**Direction:** Copy every line of the listing below character for character, keeping the original order.

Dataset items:
************

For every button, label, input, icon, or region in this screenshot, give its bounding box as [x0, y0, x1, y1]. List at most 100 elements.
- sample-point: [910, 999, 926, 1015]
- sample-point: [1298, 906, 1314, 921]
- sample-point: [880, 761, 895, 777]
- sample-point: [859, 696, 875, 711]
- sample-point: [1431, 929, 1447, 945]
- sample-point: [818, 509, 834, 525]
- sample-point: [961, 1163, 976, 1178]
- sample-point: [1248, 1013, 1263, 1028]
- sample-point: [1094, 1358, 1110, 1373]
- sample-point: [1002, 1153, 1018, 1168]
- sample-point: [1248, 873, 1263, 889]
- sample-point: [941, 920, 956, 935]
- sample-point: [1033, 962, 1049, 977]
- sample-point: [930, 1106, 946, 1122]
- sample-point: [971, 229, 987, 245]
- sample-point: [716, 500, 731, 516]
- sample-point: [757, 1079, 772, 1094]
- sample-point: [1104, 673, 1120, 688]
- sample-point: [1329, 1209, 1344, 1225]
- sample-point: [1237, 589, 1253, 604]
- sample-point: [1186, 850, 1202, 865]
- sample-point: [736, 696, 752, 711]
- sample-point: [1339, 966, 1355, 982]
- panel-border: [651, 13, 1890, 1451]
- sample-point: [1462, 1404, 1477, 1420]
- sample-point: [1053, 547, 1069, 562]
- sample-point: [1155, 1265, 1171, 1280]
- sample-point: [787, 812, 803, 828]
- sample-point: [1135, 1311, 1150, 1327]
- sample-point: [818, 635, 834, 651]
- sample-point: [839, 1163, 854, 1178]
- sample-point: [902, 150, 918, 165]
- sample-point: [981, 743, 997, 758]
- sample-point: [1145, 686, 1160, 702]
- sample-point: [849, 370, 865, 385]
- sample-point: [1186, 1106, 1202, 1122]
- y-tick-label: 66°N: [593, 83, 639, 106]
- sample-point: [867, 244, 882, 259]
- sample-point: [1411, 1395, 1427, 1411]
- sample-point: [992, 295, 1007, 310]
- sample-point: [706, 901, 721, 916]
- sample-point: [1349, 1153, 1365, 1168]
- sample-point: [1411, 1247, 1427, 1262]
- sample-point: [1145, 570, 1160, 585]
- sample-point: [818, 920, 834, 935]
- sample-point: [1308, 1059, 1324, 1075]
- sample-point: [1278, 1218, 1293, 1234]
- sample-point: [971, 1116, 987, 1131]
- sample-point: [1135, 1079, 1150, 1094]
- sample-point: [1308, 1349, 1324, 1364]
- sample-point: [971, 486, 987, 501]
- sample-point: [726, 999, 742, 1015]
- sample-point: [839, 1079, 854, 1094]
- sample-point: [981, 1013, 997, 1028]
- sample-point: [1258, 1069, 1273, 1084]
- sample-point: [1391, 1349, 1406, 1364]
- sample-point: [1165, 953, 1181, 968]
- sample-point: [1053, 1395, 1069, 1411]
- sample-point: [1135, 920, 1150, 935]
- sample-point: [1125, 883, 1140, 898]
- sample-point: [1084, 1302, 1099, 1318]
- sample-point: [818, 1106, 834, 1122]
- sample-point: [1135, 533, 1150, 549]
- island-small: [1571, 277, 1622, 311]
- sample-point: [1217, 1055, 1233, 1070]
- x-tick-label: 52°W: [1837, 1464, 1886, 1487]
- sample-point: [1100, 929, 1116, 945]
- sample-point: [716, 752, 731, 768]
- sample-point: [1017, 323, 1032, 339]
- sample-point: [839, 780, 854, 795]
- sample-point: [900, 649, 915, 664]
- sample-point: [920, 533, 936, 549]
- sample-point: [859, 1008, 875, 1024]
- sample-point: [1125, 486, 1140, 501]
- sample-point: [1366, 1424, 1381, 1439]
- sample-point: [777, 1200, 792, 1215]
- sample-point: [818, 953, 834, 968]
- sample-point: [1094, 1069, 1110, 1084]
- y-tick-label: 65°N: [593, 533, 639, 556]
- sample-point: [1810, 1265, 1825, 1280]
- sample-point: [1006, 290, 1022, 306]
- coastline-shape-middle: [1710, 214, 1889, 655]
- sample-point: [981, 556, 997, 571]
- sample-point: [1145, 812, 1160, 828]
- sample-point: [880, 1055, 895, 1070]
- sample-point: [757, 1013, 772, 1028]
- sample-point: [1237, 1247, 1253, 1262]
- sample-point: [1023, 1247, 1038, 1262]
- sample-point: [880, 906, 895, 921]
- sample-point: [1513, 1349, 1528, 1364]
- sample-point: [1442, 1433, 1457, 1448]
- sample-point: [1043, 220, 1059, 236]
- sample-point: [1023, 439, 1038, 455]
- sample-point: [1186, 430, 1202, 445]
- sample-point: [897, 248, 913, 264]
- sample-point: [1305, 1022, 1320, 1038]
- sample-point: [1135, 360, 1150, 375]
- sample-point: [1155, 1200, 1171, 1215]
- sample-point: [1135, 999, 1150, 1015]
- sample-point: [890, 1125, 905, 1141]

************

**Problem solution:**
For every button, label, input, icon, or region in this screenshot, give its bounding box as [x0, y0, x1, y1]. List at most 100 elements.
- sample-point: [910, 999, 926, 1015]
- sample-point: [1298, 906, 1314, 921]
- sample-point: [880, 761, 895, 777]
- sample-point: [859, 696, 875, 711]
- sample-point: [1431, 929, 1447, 945]
- sample-point: [818, 509, 834, 525]
- sample-point: [961, 1163, 976, 1178]
- sample-point: [1248, 1013, 1263, 1028]
- sample-point: [1094, 1358, 1110, 1373]
- sample-point: [1002, 1153, 1018, 1168]
- sample-point: [1248, 873, 1263, 889]
- sample-point: [941, 920, 956, 935]
- sample-point: [1033, 962, 1049, 977]
- sample-point: [930, 1106, 946, 1122]
- sample-point: [971, 229, 987, 245]
- sample-point: [716, 500, 731, 516]
- sample-point: [757, 1079, 772, 1094]
- sample-point: [1104, 673, 1120, 688]
- sample-point: [1329, 1209, 1344, 1225]
- sample-point: [1237, 589, 1253, 604]
- sample-point: [1186, 850, 1202, 865]
- sample-point: [736, 696, 752, 711]
- sample-point: [1339, 966, 1355, 982]
- panel-border: [651, 13, 1890, 1451]
- sample-point: [1462, 1404, 1477, 1420]
- sample-point: [1053, 547, 1069, 562]
- sample-point: [1155, 1265, 1171, 1280]
- sample-point: [787, 812, 803, 828]
- sample-point: [1135, 1311, 1150, 1327]
- sample-point: [818, 635, 834, 651]
- sample-point: [839, 1163, 854, 1178]
- sample-point: [902, 150, 918, 165]
- sample-point: [981, 743, 997, 758]
- sample-point: [1145, 686, 1160, 702]
- sample-point: [849, 370, 865, 385]
- sample-point: [1186, 1106, 1202, 1122]
- y-tick-label: 66°N: [593, 83, 639, 106]
- sample-point: [867, 244, 882, 259]
- sample-point: [1411, 1395, 1427, 1411]
- sample-point: [992, 295, 1007, 310]
- sample-point: [706, 901, 721, 916]
- sample-point: [1349, 1153, 1365, 1168]
- sample-point: [1411, 1247, 1427, 1262]
- sample-point: [1145, 570, 1160, 585]
- sample-point: [818, 920, 834, 935]
- sample-point: [1308, 1059, 1324, 1075]
- sample-point: [1278, 1218, 1293, 1234]
- sample-point: [971, 1116, 987, 1131]
- sample-point: [1135, 1079, 1150, 1094]
- sample-point: [1308, 1349, 1324, 1364]
- sample-point: [971, 486, 987, 501]
- sample-point: [726, 999, 742, 1015]
- sample-point: [839, 1079, 854, 1094]
- sample-point: [981, 1013, 997, 1028]
- sample-point: [1258, 1069, 1273, 1084]
- sample-point: [1391, 1349, 1406, 1364]
- sample-point: [1165, 953, 1181, 968]
- sample-point: [1053, 1395, 1069, 1411]
- sample-point: [1135, 920, 1150, 935]
- sample-point: [1125, 883, 1140, 898]
- sample-point: [1084, 1302, 1099, 1318]
- sample-point: [818, 1106, 834, 1122]
- sample-point: [1135, 533, 1150, 549]
- island-small: [1571, 277, 1622, 311]
- sample-point: [1217, 1055, 1233, 1070]
- x-tick-label: 52°W: [1837, 1464, 1886, 1487]
- sample-point: [1100, 929, 1116, 945]
- sample-point: [716, 752, 731, 768]
- sample-point: [1017, 323, 1032, 339]
- sample-point: [839, 780, 854, 795]
- sample-point: [900, 649, 915, 664]
- sample-point: [920, 533, 936, 549]
- sample-point: [859, 1008, 875, 1024]
- sample-point: [1125, 486, 1140, 501]
- sample-point: [1366, 1424, 1381, 1439]
- sample-point: [777, 1200, 792, 1215]
- sample-point: [818, 953, 834, 968]
- sample-point: [1094, 1069, 1110, 1084]
- y-tick-label: 65°N: [593, 533, 639, 556]
- sample-point: [1810, 1265, 1825, 1280]
- sample-point: [1006, 290, 1022, 306]
- coastline-shape-middle: [1710, 214, 1889, 655]
- sample-point: [981, 556, 997, 571]
- sample-point: [1145, 812, 1160, 828]
- sample-point: [880, 1055, 895, 1070]
- sample-point: [757, 1013, 772, 1028]
- sample-point: [1237, 1247, 1253, 1262]
- sample-point: [1023, 1247, 1038, 1262]
- sample-point: [880, 906, 895, 921]
- sample-point: [1513, 1349, 1528, 1364]
- sample-point: [1442, 1433, 1457, 1448]
- sample-point: [1043, 220, 1059, 236]
- sample-point: [1023, 439, 1038, 455]
- sample-point: [1186, 430, 1202, 445]
- sample-point: [897, 248, 913, 264]
- sample-point: [1305, 1022, 1320, 1038]
- sample-point: [1135, 360, 1150, 375]
- sample-point: [1155, 1200, 1171, 1215]
- sample-point: [1135, 999, 1150, 1015]
- sample-point: [890, 1125, 905, 1141]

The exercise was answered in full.